Task instructions >>
The answer is one number: how many lines hold the string "After".

─── Material to process ───

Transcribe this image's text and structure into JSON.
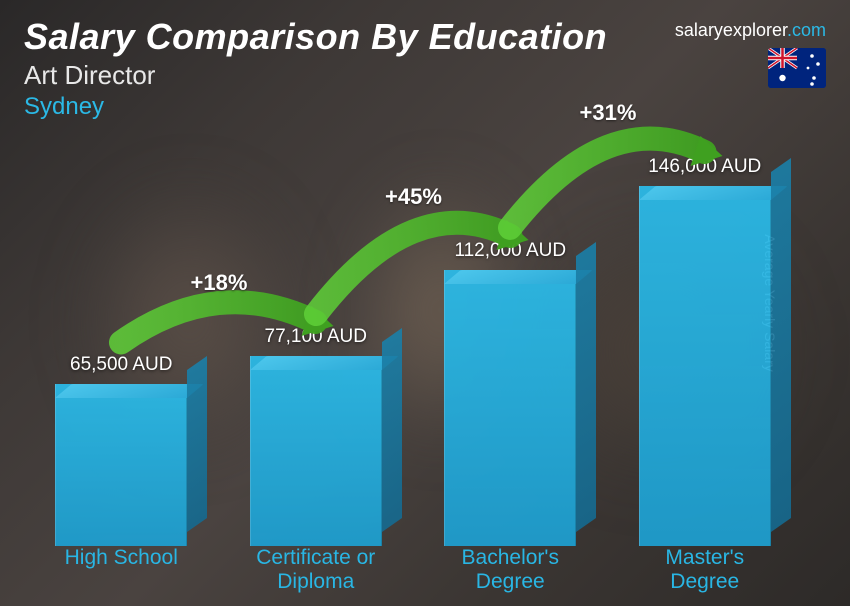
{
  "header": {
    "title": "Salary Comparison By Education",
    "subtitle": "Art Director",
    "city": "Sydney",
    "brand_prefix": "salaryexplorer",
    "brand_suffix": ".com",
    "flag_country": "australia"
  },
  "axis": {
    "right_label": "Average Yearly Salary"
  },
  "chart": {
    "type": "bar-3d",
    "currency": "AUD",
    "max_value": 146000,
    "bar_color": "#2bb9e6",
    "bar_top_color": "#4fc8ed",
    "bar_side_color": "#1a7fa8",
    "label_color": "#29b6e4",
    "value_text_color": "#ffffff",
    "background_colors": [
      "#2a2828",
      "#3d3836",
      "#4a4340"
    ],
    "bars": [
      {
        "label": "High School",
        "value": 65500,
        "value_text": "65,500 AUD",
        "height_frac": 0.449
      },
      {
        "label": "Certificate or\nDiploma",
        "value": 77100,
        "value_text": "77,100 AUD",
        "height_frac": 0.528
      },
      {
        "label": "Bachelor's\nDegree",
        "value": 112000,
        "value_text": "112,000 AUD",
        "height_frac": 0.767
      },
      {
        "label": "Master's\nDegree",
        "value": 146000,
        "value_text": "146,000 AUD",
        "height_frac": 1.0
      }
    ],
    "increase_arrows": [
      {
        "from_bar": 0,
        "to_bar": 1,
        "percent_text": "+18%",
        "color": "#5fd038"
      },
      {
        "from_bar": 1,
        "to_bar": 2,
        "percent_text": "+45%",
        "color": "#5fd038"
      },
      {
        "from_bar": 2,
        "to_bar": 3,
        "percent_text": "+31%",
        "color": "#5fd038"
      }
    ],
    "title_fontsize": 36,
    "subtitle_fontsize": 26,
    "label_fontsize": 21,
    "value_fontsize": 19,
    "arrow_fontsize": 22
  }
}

───
─── Material to process ───

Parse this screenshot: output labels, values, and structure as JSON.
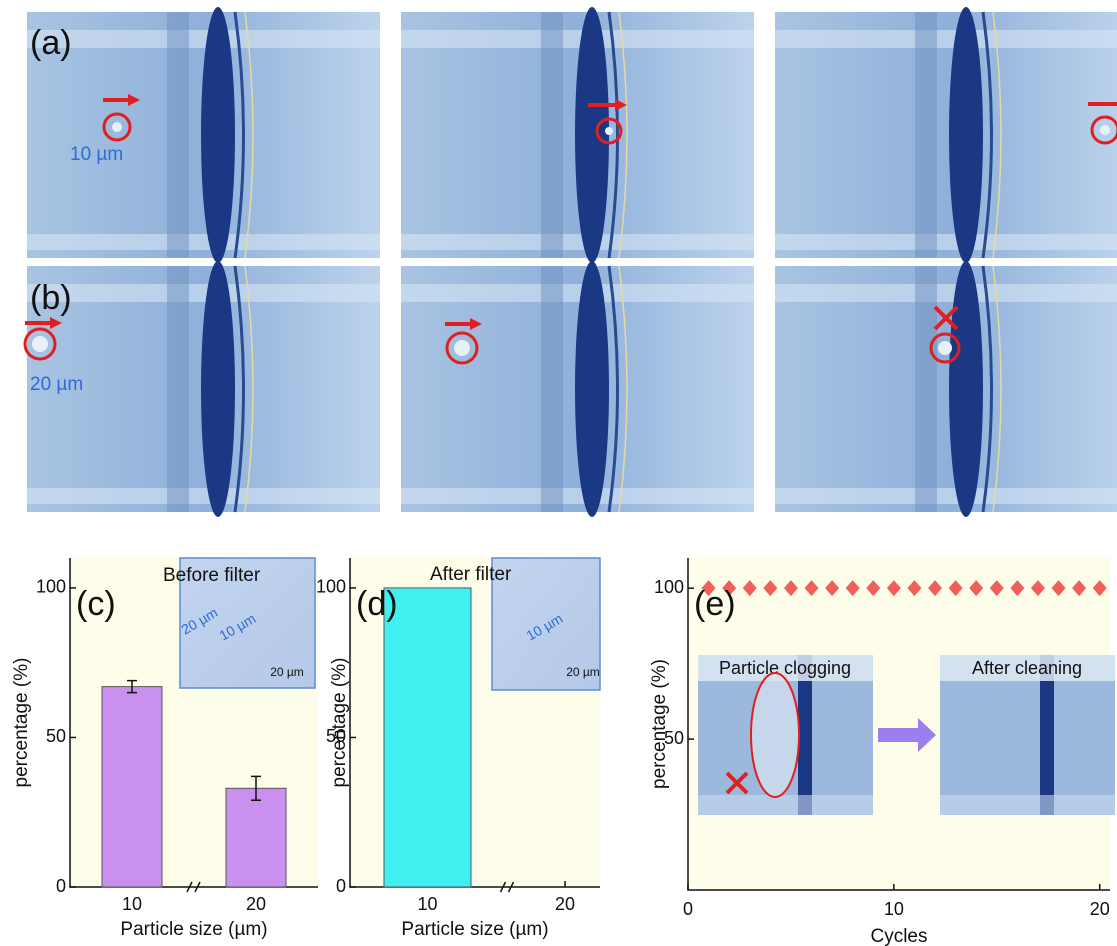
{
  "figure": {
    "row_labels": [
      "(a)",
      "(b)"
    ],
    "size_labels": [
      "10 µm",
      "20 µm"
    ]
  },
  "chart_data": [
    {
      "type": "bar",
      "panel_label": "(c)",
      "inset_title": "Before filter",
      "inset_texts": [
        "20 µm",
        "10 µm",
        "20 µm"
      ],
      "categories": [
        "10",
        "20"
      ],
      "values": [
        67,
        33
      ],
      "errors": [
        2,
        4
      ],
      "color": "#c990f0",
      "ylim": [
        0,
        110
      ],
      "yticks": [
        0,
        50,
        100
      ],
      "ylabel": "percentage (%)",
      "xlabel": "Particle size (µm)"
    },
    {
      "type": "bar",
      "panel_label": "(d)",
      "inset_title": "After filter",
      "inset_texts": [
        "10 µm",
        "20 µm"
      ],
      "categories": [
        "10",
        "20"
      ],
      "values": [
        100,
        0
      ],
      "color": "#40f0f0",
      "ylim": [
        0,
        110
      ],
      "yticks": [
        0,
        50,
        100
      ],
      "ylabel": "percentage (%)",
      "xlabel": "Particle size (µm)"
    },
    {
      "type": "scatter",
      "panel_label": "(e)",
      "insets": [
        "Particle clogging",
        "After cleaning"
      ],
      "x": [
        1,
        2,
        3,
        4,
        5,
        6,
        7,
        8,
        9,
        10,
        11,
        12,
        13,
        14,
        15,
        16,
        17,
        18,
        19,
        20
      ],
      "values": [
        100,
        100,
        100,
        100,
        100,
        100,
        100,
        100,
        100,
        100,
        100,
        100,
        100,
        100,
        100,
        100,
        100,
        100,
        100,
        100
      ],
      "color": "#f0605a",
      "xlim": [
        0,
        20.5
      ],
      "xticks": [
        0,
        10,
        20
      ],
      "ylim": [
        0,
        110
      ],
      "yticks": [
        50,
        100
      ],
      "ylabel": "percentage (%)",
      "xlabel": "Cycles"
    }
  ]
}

───
─── Material to process ───

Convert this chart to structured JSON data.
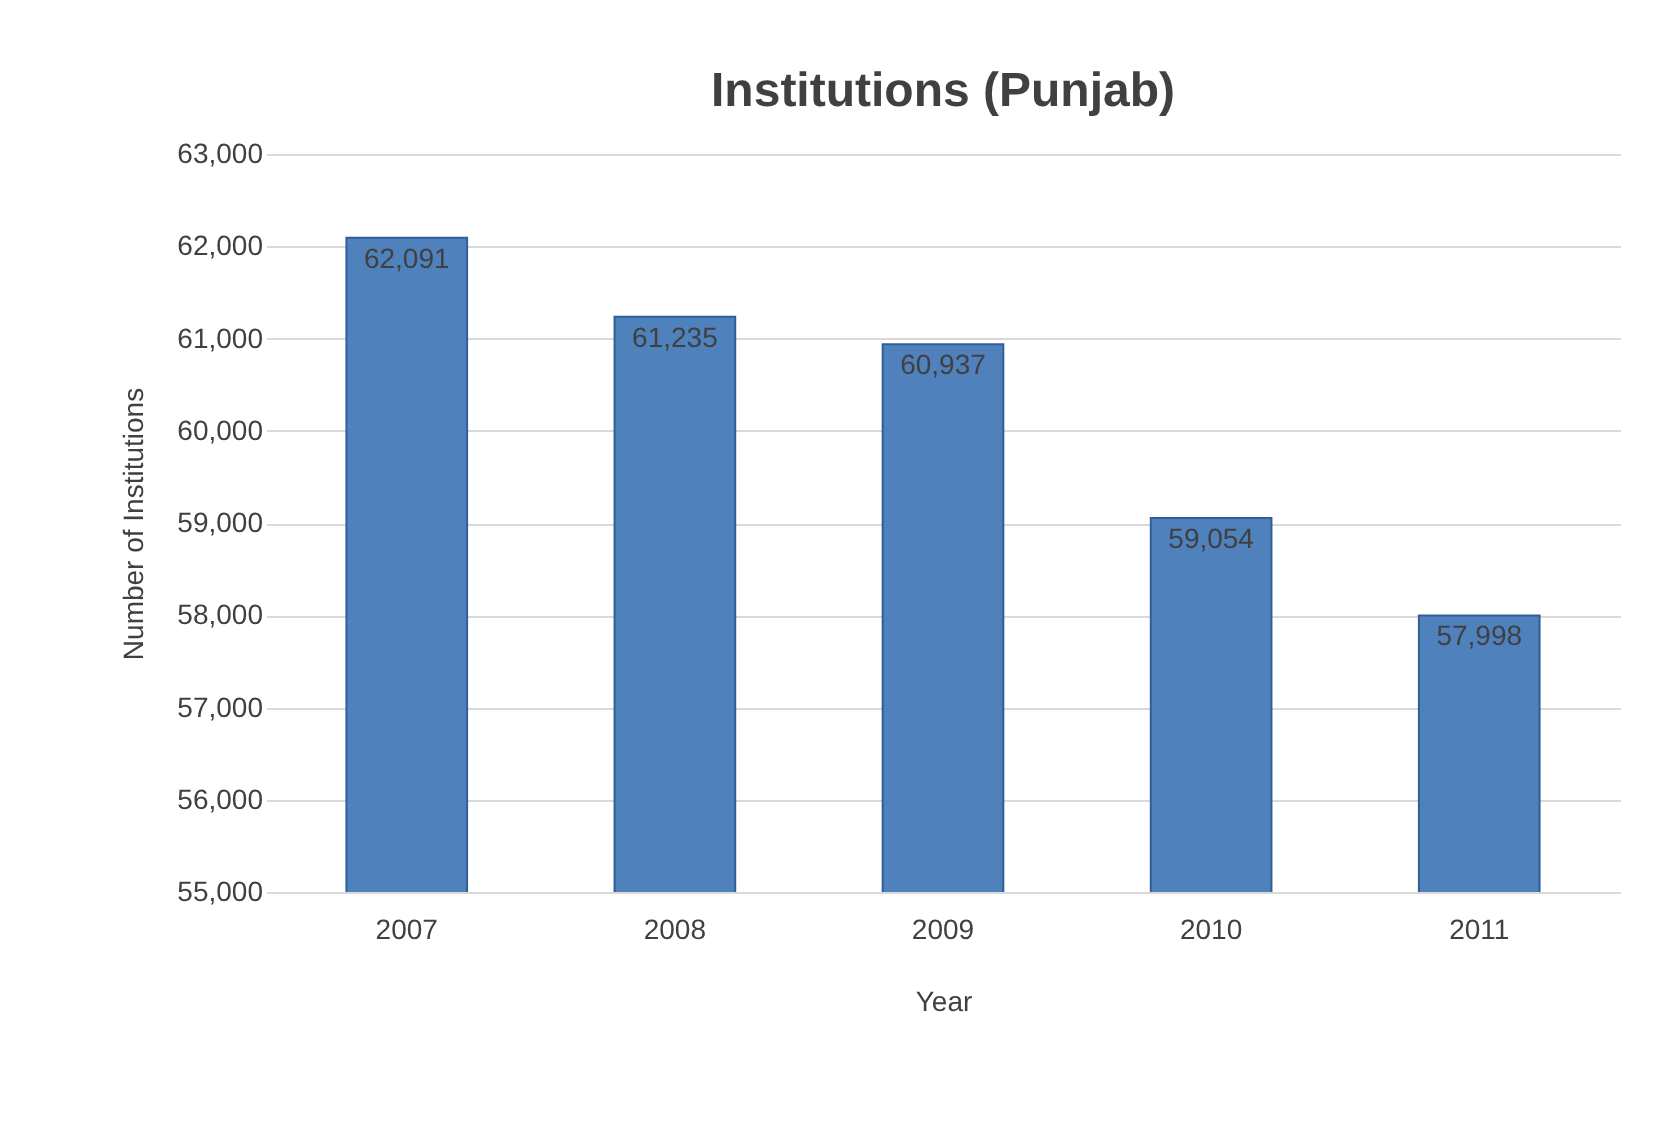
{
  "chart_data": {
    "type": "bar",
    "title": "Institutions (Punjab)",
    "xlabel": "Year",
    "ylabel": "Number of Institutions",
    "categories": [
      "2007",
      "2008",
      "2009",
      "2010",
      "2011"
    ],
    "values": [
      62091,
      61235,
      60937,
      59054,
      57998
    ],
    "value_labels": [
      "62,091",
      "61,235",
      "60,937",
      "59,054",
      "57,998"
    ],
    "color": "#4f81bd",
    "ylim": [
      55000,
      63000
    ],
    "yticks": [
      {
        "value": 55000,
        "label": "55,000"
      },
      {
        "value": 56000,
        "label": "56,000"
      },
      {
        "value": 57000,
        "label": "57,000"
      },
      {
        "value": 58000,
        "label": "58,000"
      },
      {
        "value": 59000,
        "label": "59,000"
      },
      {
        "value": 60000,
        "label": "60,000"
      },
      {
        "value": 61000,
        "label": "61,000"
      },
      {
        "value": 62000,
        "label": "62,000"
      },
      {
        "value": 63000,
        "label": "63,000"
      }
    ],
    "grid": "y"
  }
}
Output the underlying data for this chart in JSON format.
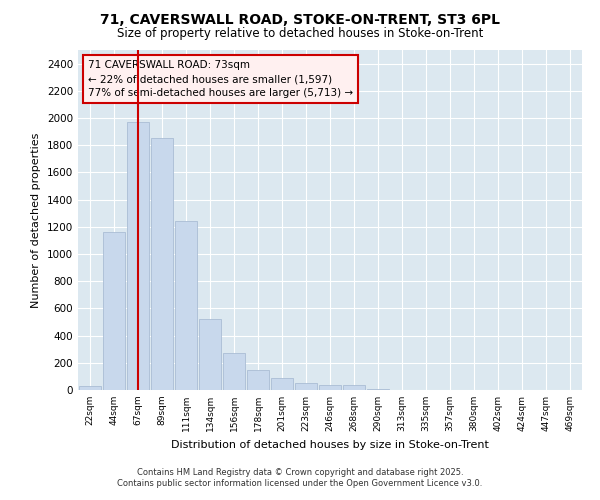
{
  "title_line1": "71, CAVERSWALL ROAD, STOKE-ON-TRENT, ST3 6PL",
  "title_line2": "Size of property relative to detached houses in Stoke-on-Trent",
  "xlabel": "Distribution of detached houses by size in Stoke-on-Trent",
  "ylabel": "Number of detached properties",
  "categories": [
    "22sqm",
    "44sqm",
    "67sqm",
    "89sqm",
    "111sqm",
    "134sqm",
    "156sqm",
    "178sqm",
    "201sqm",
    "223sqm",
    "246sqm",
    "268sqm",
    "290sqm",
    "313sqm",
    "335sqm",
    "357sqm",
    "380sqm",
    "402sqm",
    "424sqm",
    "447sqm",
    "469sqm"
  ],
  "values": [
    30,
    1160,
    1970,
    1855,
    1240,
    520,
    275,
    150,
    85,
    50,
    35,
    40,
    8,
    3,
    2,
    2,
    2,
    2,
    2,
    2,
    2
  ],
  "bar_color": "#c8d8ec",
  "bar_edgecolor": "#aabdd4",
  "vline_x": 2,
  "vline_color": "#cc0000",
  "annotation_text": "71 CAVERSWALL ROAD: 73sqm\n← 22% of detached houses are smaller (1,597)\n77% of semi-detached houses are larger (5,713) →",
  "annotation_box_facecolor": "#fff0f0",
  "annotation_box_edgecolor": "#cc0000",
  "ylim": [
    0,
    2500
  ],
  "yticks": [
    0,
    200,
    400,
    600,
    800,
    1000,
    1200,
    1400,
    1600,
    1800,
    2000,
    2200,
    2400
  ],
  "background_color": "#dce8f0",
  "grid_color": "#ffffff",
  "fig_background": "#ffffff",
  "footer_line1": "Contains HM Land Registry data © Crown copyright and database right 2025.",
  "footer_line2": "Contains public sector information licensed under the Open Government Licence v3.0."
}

───

Response to the task >>
2